Problem statement
Output each line exactly as it appears, skipping any embedded picture.

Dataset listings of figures
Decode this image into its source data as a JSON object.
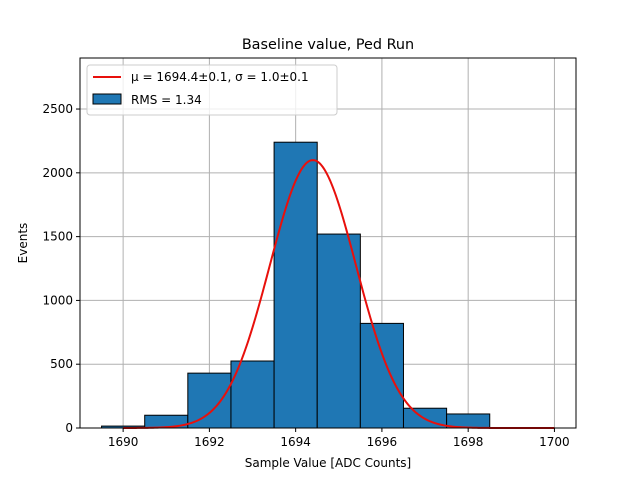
{
  "chart_data": {
    "type": "bar",
    "title": "Baseline value, Ped Run",
    "xlabel": "Sample Value [ADC Counts]",
    "ylabel": "Events",
    "xlim": [
      1689,
      1700.5
    ],
    "ylim": [
      0,
      2900
    ],
    "xticks": [
      1690,
      1692,
      1694,
      1696,
      1698,
      1700
    ],
    "yticks": [
      0,
      500,
      1000,
      1500,
      2000,
      2500
    ],
    "grid": true,
    "legend_position": "top-left",
    "bins": [
      {
        "left": 1689.5,
        "right": 1690.5,
        "count": 15
      },
      {
        "left": 1690.5,
        "right": 1691.5,
        "count": 100
      },
      {
        "left": 1691.5,
        "right": 1692.5,
        "count": 430
      },
      {
        "left": 1692.5,
        "right": 1693.5,
        "count": 525
      },
      {
        "left": 1693.5,
        "right": 1694.5,
        "count": 2240
      },
      {
        "left": 1694.5,
        "right": 1695.5,
        "count": 1520
      },
      {
        "left": 1695.5,
        "right": 1696.5,
        "count": 820
      },
      {
        "left": 1696.5,
        "right": 1697.5,
        "count": 155
      },
      {
        "left": 1697.5,
        "right": 1698.5,
        "count": 110
      }
    ],
    "fit": {
      "mu": 1694.4,
      "sigma": 1.0,
      "amplitude": 2100,
      "x_range": [
        1690,
        1700
      ]
    },
    "legend": {
      "fit_label": "μ = 1694.4±0.1, σ = 1.0±0.1",
      "hist_label": "RMS = 1.34"
    },
    "colors": {
      "bar_fill": "#1f77b4",
      "bar_edge": "#000000",
      "fit_line": "#e8100c",
      "grid": "#b0b0b0"
    }
  }
}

Written response
Decode this image into its source data as a JSON object.
{
  "chart_data": {
    "type": "bar",
    "title": "Baseline value, Ped Run",
    "xlabel": "Sample Value [ADC Counts]",
    "ylabel": "Events",
    "xlim": [
      1689,
      1700.5
    ],
    "ylim": [
      0,
      2900
    ],
    "xticks": [
      1690,
      1692,
      1694,
      1696,
      1698,
      1700
    ],
    "yticks": [
      0,
      500,
      1000,
      1500,
      2000,
      2500
    ],
    "grid": true,
    "legend_position": "top-left",
    "bins": [
      {
        "left": 1689.5,
        "right": 1690.5,
        "count": 15
      },
      {
        "left": 1690.5,
        "right": 1691.5,
        "count": 100
      },
      {
        "left": 1691.5,
        "right": 1692.5,
        "count": 430
      },
      {
        "left": 1692.5,
        "right": 1693.5,
        "count": 525
      },
      {
        "left": 1693.5,
        "right": 1694.5,
        "count": 2240
      },
      {
        "left": 1694.5,
        "right": 1695.5,
        "count": 1520
      },
      {
        "left": 1695.5,
        "right": 1696.5,
        "count": 820
      },
      {
        "left": 1696.5,
        "right": 1697.5,
        "count": 155
      },
      {
        "left": 1697.5,
        "right": 1698.5,
        "count": 110
      }
    ],
    "fit": {
      "mu": 1694.4,
      "sigma": 1.0,
      "amplitude": 2100,
      "x_range": [
        1690,
        1700
      ]
    },
    "legend": {
      "fit_label": "μ = 1694.4±0.1, σ = 1.0±0.1",
      "hist_label": "RMS = 1.34"
    },
    "colors": {
      "bar_fill": "#1f77b4",
      "bar_edge": "#000000",
      "fit_line": "#e8100c",
      "grid": "#b0b0b0"
    }
  }
}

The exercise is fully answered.